Zu bearbeiten ::
- A) Gib im Text über Sebastian Bayer unten den Abschnitt von „04. Juni 2009“ bis „sie selbst ausprobiert.“ wortgetreu wieder.
- B) Bei welchem Verein war Joachim Schulz laut dem Text über Sebastian Bayer bis zum Fall der Mauer Trainer?
- C) Nenne alle Personen, die im Text über Sebastian Bayer mit Vor- und Nachnamen genannt werden.

Vorliegender Textauszug ::

· · ·

Blog
07
06
2009

Der Halleneuropameister: Bestleistung auf einen Schlag um 54 Zentimeter verbessert

Doping im Selbstversuch – Michael Reinsch in der Frankfurter Allgemeinen Zeitung – Sebastian Bayer: In der Verdachtzone gelandet

By GRR 0

04. Juni 2009 „Es gibt nur wenige, die gegen unsaubere Athleten bestehen können“, sagt der Trainer von Weitspringer Sebastian Bayer. „So einer ist Sebastian.“ Der 55 Jahre alte Joachim Schulz, Gymnasiallehrer für Mathematik und Sport in Aachen, weiß genauer als viele andere, wovon er spricht. An diesem Samstag kehrt er in seine Heimat Thüringen zurück, wo sein 23 Jahre alter Athlet in Bad Langensalza die Weltmeisterschaftssaison beginnt.

Schulz war bis zum Fall der Mauer Trainer bei Turbine Erfurt. Dort hat er Leichtathleten Dopingmittel verabreicht. Und er hat sie selbst ausprobiert.

· · ·

Auszüge der Auflistung ::
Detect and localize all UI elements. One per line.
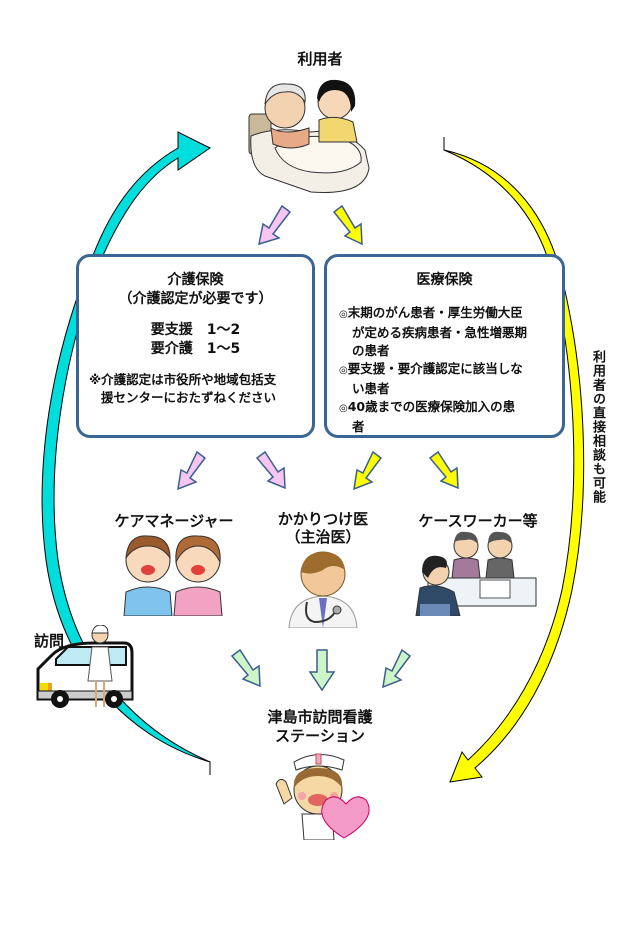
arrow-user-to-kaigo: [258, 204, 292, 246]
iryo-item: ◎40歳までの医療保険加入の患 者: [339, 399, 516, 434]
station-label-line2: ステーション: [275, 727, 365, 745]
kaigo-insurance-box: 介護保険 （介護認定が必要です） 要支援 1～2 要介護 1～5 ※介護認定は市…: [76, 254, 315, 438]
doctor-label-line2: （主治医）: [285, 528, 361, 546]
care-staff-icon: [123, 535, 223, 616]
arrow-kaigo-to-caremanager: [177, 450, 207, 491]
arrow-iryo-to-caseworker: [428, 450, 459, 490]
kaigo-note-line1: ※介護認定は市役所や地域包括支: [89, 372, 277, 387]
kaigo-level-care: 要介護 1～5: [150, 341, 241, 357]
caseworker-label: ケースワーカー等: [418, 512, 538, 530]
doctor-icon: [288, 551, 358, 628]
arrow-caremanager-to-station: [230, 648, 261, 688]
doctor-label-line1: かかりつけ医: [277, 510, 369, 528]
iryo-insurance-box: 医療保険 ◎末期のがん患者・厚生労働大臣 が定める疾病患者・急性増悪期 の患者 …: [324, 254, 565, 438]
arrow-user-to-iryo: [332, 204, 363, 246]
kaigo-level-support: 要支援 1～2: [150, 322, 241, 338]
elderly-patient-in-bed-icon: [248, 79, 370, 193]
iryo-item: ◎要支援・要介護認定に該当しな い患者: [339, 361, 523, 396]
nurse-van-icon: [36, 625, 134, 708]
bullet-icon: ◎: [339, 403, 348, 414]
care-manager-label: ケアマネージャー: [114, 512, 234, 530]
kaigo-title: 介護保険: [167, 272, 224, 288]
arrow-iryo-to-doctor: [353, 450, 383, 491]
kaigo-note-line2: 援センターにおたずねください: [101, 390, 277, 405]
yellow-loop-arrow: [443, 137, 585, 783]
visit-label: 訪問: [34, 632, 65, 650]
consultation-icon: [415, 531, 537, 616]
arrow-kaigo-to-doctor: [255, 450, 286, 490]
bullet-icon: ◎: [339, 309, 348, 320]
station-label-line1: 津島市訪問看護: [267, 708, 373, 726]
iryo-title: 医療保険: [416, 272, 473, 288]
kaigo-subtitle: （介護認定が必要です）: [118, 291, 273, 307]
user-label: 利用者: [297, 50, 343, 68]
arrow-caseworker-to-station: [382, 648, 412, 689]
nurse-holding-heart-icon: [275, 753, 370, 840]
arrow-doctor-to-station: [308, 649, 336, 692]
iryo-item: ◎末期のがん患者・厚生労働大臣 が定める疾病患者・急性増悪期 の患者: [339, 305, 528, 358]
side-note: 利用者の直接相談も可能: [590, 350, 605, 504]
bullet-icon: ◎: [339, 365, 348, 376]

· · ·

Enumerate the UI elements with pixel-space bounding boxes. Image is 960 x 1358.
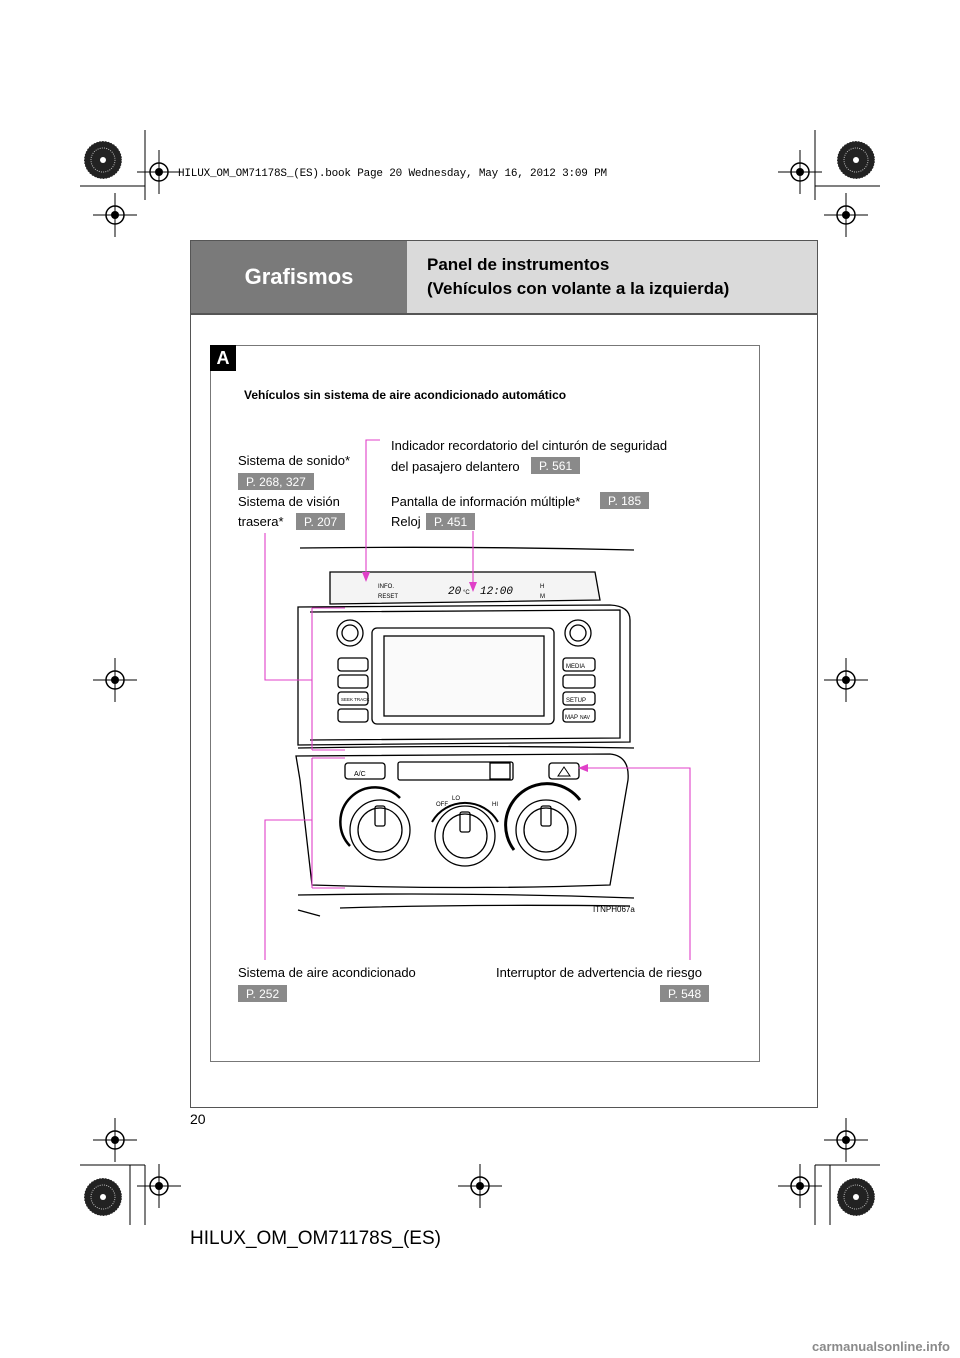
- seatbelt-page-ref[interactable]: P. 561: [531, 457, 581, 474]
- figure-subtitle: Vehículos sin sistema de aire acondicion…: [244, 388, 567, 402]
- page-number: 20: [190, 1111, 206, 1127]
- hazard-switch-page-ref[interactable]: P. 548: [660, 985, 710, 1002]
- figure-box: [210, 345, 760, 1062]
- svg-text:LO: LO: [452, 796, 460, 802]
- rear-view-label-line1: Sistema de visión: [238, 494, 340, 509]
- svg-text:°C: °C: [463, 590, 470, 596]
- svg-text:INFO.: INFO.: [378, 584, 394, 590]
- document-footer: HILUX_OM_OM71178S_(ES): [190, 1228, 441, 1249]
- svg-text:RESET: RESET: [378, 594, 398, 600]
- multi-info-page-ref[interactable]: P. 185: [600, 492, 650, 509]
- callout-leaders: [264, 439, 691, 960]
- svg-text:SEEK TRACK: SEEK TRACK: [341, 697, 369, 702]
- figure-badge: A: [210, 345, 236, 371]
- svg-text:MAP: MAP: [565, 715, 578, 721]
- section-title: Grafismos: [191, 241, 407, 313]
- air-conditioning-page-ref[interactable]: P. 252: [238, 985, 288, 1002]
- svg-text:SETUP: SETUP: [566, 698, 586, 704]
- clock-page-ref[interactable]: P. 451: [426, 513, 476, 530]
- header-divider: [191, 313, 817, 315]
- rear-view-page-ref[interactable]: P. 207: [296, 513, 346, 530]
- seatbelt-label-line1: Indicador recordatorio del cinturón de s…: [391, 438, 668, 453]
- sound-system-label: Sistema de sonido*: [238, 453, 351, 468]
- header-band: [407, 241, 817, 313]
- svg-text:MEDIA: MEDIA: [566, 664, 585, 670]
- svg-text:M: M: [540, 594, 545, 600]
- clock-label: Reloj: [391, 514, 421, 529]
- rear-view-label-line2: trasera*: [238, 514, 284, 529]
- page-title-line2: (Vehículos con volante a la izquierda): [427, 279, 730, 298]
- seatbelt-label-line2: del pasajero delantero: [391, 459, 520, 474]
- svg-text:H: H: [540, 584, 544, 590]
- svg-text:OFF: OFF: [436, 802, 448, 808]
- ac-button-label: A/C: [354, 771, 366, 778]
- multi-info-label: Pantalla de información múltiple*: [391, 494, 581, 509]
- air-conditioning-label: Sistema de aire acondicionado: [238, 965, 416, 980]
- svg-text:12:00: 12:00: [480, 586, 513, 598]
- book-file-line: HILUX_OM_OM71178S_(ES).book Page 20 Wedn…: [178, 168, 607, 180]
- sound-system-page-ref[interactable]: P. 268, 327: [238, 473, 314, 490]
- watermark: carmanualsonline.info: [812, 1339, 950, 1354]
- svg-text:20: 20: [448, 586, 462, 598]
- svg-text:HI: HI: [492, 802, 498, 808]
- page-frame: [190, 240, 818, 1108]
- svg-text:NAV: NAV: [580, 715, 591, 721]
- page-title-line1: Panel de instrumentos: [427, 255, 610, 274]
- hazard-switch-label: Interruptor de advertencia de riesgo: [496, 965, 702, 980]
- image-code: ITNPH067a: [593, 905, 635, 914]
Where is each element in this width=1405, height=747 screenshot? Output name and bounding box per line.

· · ·

Erwartete Ergebnisse ::
- A)
04. Juni 2009 „Es gibt nur wenige, die gegen unsaubere Athleten bestehen können“, sagt der Trainer von Weitspringer Sebastian Bayer. „So einer ist Sebastian.“ Der 55 Jahre alte Joachim Schulz, Gymnasiallehrer für Mathematik und Sport in Aachen, weiß genauer als viele andere, wovon er spricht. An diesem Samstag kehrt er in seine Heimat Thüringen zurück, wo sein 23 Jahre alter Athlet in Bad Langensalza die Weltmeisterschaftssaison beginnt.

Schulz war bis zum Fall der Mauer Trainer bei Turbine Erfurt. Dort hat er Leichtathleten Dopingmittel verabreicht. Und er hat sie selbst ausprobiert.

- B) Bei Turbine Erfurt.

- C) Michael Reinsch, Sebastian Bayer, Joachim Schulz